* **Texto de estudo**
::::

As energias solares e eólicas são não controláveis, ou seja, só há geração quando há sol ou vento, respectivamente. A partir das 18h, quando o sol se põe, a geração solar, que chega a atingir 30GW no horário de pico, cai para 0MW; ao mesmo tempo, o consumo aumenta, criando um horário de ponta no sistema. Tal necessidade de potência é suprida pelas hidroelétricas em grande parte, entretanto, o Leilão busca contratar térmicas para auxiliar as hídricas, que frequentemente enfrentam restrições operativas. Para tal, não há inflexibilidade operativa para as térmicas a serem contratadas no LRCAP 2025, de forma que todas as térmicas deverão ser 100% flexíveis de partida rápida.

Outro objetivo do Leilão de Reserva de Capacidade é lidar com os impactos da abertura do mercado livre sobre a demanda das distribuidoras. Atualmente, a maioria das grandes empresas já migrou para o mercado livre de energia, um cenário bem diferente de 10 anos atrás. Com isso, as distribuidoras deixaram de vender energia para esses consumidores, comprometendo a previsibilidade de sua demanda. Para corrigir essa distorção, os contratos de reserva de capacidade (CRCAP) não são firmados entre geradores e distribuidoras, como ocorria nos contratos de energia tradicionais. Em vez disso, são celebrados entre os geradores e a CCEE, e o custo se torna um encargo compartilhado por todos os consumidores, tanto do mercado cativo quanto do mercado livre. Em termos práticos, no LRCAP contrata-se potência e nos leilões de Energia Nova contrata-se energia.

Estudos realizados pela EPE mostram que a necessidade de potência para o sistema brasileiro será por volta de:

  • 2027: 2GW
  • 2028: 5,5GW
  • 2029: 7,5G
  • 2030: 10GW
  • 2031: 15GW
  • 2032: 20GW

Não se sabe ao certo qual potência de fato será contratada no certame, visto que tal informação é confidencial, tornando-se pública apenas após o fim de todas as rodadas do leilão. A Abraget (Associação Brasileira dos Geradores de Energia) defende uma contratação de, pelo menos, 13 GW. A PSR, em workshop realizado recentemente, afirmou que a demanda pode chegar a até 15GW.

Mesmo com estimativas altas de demanda para contratação de potência, os empreendedores enfrentam grandes desafios. Os principais deles são o fornecimento de gás flexível e a obtenção de máquinas. O gás flexível sempre foi um desafio para o Brasil, que utiliza, em grande parte, o fornecimento de GNL para atender aos despachos flexíveis. O país não tem ainda reservatórios para armazenagem de gás natural e tem um serviço caro de transporte do insumo. O cenário de máquinas também não é animador, a demanda de motores e turbinas de partida rápida cresceu desproporcionalmente nos últimos anos, puxada principalmente pela necessidade de potência e flexibilidade em outros países e por Data Centers. Dessa forma os maiores fabricantes estão com poucos slots em suas fábricas.

::::

* **Entradas do conjunto de dados**
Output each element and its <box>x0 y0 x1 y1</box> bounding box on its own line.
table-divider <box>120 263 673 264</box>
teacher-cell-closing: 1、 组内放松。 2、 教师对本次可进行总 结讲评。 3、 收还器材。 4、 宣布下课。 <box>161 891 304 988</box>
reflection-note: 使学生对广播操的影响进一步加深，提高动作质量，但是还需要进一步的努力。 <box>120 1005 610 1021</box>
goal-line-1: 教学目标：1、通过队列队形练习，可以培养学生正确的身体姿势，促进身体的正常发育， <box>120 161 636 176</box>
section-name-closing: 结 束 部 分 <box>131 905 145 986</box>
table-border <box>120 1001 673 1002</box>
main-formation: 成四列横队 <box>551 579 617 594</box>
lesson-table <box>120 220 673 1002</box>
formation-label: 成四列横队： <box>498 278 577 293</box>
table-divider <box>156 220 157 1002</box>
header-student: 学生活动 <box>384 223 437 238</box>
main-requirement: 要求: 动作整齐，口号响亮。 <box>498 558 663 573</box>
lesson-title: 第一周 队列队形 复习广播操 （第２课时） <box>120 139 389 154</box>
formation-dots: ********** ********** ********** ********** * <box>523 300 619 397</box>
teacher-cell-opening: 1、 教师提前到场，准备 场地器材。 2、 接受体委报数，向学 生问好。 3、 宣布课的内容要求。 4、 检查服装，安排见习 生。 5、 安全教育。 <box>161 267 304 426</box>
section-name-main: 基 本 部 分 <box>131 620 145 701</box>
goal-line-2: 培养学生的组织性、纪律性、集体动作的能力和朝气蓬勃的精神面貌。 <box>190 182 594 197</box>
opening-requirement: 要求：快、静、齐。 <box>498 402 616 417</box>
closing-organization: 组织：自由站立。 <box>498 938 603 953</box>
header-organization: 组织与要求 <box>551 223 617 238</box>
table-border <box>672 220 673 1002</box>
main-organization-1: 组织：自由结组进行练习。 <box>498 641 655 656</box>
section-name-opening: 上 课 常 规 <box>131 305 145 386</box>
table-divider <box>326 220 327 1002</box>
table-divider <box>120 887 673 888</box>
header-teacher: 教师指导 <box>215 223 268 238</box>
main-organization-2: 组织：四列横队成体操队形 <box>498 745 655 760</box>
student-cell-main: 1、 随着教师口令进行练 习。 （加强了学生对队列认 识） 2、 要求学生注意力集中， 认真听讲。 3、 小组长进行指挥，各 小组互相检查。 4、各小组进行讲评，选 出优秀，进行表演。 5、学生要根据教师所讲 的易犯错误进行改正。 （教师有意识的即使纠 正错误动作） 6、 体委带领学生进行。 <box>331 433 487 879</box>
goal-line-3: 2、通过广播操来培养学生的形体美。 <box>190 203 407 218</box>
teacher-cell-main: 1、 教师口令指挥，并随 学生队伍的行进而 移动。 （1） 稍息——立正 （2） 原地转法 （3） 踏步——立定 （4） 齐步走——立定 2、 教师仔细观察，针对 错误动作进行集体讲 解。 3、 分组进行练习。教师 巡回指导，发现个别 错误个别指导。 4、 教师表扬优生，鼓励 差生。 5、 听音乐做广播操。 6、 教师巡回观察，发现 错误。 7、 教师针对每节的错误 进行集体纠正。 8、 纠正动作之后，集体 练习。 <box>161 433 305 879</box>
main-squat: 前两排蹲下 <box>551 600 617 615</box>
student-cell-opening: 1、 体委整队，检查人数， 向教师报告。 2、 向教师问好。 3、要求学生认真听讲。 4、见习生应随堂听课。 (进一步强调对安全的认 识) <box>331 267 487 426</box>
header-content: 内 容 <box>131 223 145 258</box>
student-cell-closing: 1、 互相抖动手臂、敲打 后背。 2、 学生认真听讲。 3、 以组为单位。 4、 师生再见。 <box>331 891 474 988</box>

::::

* **Tarefas propostas**
1/ Segundo o texto sobre o Leilão de Reserva de Capacidade, entre quais partes são celebrados os contratos de reserva de capacidade (CRCAP)?
2/ Por favor, dê continuidade ao texto sobre o Leilão de Reserva de Capacidade a partir da última frase apresentada.
As entradas não têm relação com o texto sobre o Leilão de Reserva de Capacidade.

* **Resultados por tarefa**
1/ Entre os geradores e a CCEE.

2/
Não obstante a complexidade do LRCAP, o mesmo foi alvo de judicialização através de 3 liminares nos meses de março e abril. A primeira delas foi concedida no dia 13 de março, com objetivo de aumentar o teto do custo variável, motivada pelas térmicas existentes de geração a óleo que se cadastraram no certame para participar com biocombustível.

A segunda liminar, elaborada pela ENEVA, solicitou a anulação (ou entrada para consulta pública) do “fator A”, um fator que impacta diretamente na competitividade das térmicas e é formado por parâmetros de flexibilidade como o tempo das rampas de partida e desligamento das usinas.

Por fim, a terceira liminar, cujo pedido foi feito pela Associação Brasileira de Defesa do Consumidor, teve sua decisão dia 1º de abril e demandou a suspensão do LRCAP até que fosse feita uma consulta pública para o parâmetro de precificação. Nessa liminar, houve o cancelamento de uma das portarias do leilão, que trata sobre a sistemática.

Após as judicializações, o MME publicou, dia 3 de abril, uma portaria cancelando o leilão. Ainda não houve nenhuma publicação oficial do órgão sobre o LRCAP, entretanto o ministro reiterou que uma nova portaria deve ser publicada em breve para consulta pública e que o leilão será realizado ainda em 2025.

Ainda há um grande caminho a ser percorrido e algumas incertezas até a data do certame. A necessidade de contratação de potência é certa, e, quanto maior a demora para tal, maior será o ônus para o Brasil.